**EXERCISE**
Look through the material below for "Inmuebles". Copy every line that contains it.

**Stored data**
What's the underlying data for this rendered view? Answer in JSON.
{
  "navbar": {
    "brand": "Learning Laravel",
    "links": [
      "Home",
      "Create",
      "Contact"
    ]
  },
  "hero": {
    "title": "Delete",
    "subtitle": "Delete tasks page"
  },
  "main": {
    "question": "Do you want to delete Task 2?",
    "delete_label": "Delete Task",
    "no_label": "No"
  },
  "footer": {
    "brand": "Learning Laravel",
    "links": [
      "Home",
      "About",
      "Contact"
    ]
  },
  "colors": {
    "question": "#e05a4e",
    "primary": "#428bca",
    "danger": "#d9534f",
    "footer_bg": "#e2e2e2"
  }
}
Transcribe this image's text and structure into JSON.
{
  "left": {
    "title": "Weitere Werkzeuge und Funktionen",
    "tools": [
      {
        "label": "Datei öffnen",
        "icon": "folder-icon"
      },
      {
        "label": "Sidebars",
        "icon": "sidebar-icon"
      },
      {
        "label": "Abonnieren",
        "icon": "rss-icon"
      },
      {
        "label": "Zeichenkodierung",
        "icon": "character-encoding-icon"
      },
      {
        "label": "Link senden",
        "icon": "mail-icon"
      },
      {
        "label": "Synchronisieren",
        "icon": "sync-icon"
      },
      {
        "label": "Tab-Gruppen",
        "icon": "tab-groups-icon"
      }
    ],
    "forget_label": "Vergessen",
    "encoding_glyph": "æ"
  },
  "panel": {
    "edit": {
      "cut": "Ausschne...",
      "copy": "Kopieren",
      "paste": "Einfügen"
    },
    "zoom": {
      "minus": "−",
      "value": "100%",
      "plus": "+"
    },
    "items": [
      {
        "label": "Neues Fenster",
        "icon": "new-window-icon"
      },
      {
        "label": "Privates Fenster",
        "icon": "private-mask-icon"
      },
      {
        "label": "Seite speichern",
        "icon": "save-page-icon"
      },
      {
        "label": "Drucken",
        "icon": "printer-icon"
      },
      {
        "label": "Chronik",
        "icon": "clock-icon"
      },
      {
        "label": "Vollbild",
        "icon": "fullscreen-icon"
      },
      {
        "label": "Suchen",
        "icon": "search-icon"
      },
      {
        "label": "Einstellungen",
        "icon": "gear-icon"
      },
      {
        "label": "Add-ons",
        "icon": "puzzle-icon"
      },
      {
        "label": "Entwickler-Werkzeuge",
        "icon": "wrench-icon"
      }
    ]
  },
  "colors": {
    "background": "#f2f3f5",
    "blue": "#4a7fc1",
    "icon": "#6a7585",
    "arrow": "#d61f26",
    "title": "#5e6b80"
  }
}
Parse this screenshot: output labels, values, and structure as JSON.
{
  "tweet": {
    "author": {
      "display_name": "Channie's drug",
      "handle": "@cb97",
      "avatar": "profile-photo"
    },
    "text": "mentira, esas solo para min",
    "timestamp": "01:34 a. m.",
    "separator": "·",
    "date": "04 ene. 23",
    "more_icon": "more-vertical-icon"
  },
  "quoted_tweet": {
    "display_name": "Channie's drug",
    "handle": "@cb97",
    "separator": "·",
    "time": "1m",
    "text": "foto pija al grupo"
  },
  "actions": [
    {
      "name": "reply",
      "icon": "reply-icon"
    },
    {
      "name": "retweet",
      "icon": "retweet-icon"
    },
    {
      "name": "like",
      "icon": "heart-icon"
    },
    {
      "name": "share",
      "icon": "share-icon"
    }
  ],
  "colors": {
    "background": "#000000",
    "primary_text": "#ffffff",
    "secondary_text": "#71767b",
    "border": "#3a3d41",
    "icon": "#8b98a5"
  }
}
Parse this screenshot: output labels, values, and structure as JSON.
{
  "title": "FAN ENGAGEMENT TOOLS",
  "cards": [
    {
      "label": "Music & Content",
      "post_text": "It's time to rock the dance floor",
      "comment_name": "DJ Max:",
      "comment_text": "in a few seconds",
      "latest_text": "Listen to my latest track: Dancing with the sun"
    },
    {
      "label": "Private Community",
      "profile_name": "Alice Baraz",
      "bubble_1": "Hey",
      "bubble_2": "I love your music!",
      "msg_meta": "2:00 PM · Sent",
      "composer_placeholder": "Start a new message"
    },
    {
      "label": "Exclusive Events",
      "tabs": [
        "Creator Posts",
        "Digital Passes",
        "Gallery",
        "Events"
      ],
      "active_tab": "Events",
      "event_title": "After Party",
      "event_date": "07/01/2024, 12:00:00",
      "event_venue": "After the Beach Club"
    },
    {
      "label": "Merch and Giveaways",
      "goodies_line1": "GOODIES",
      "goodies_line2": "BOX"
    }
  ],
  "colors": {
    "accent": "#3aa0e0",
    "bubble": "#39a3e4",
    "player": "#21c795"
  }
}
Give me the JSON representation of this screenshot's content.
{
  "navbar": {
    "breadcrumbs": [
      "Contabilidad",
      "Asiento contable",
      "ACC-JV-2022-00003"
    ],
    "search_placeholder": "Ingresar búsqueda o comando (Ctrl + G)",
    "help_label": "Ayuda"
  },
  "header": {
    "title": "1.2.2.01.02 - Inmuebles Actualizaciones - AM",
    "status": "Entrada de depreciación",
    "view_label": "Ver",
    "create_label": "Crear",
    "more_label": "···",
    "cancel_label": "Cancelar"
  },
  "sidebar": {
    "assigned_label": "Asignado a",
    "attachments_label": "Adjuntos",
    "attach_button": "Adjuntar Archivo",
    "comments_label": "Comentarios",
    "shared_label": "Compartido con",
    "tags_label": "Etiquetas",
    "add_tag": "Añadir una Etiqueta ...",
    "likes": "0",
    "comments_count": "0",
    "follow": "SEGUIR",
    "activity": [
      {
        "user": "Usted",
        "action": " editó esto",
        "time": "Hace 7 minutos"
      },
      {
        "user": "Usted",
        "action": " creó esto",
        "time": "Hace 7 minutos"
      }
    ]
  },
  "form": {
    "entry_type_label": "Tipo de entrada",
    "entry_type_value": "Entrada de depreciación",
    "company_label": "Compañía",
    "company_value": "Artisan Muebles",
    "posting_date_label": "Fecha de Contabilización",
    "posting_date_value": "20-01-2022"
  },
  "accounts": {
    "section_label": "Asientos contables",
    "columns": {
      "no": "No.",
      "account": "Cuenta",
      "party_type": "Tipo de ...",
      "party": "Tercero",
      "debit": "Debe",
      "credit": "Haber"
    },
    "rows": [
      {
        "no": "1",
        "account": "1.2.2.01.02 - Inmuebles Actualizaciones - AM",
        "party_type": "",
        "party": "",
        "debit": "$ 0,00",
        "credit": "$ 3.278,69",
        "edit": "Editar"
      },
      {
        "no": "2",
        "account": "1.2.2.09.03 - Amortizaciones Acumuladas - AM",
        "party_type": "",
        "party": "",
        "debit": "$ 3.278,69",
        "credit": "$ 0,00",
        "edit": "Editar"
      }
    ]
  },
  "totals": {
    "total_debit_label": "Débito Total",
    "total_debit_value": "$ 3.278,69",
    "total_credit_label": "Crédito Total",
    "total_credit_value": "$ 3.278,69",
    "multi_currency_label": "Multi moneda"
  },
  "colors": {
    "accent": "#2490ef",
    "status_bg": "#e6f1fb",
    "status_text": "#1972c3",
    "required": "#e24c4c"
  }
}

**THE SOLUTION**
    "title": "1.2.2.01.02 - Inmuebles Actualizaciones - AM",
        "account": "1.2.2.01.02 - Inmuebles Actualizaciones - AM",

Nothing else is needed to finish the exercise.